WHAT TO DO: Pull out each line of the data that includes the word "other".

------------------------------------------------------------

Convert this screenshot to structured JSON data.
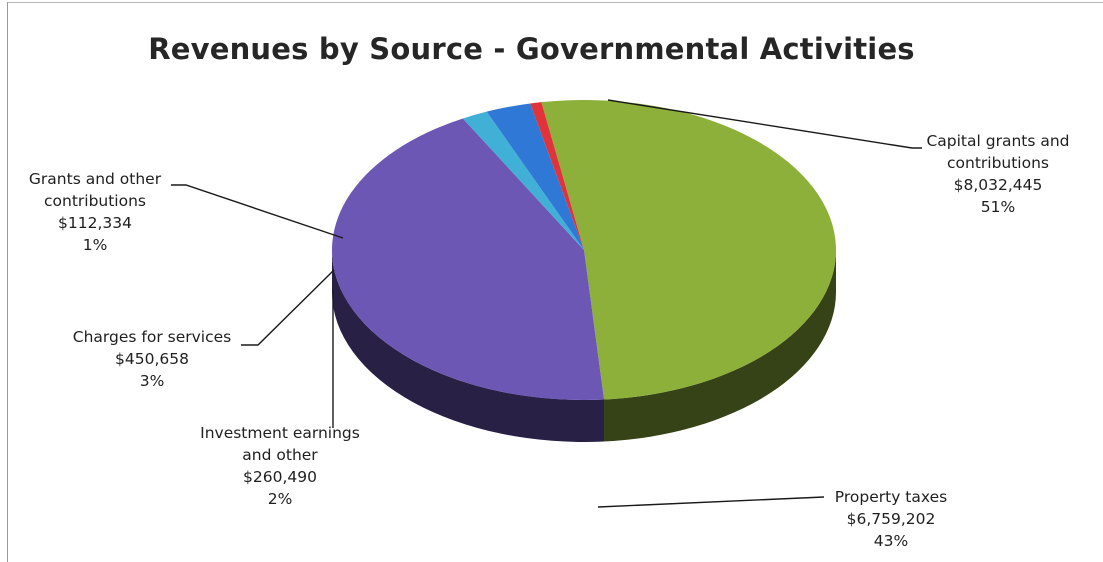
{
  "chart_data": {
    "type": "pie",
    "title": "Revenues by Source - Governmental Activities",
    "slices": [
      {
        "label": "Capital grants and contributions",
        "amount": "$8,032,445",
        "percent": "51%",
        "value": 8032445,
        "color": "#8db03a"
      },
      {
        "label": "Property taxes",
        "amount": "$6,759,202",
        "percent": "43%",
        "value": 6759202,
        "color": "#6c57b5"
      },
      {
        "label": "Investment earnings and other",
        "amount": "$260,490",
        "percent": "2%",
        "value": 260490,
        "color": "#41b0d7"
      },
      {
        "label": "Charges for services",
        "amount": "$450,658",
        "percent": "3%",
        "value": 450658,
        "color": "#2f78d6"
      },
      {
        "label": "Grants and other contributions",
        "amount": "$112,334",
        "percent": "1%",
        "value": 112334,
        "color": "#e0333a"
      }
    ]
  },
  "labels": {
    "capital": {
      "line1": "Capital grants and",
      "line2": "contributions",
      "amount": "$8,032,445",
      "percent": "51%"
    },
    "property": {
      "line1": "Property taxes",
      "amount": "$6,759,202",
      "percent": "43%"
    },
    "investment": {
      "line1": "Investment earnings",
      "line2": "and other",
      "amount": "$260,490",
      "percent": "2%"
    },
    "charges": {
      "line1": "Charges for services",
      "amount": "$450,658",
      "percent": "3%"
    },
    "grants": {
      "line1": "Grants and other",
      "line2": "contributions",
      "amount": "$112,334",
      "percent": "1%"
    }
  }
}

------------------------------------------------------------

WRITTEN SOLUTION:
        "label": "Investment earnings and other",
        "label": "Grants and other contributions",
      "line2": "and other",
      "line1": "Grants and other",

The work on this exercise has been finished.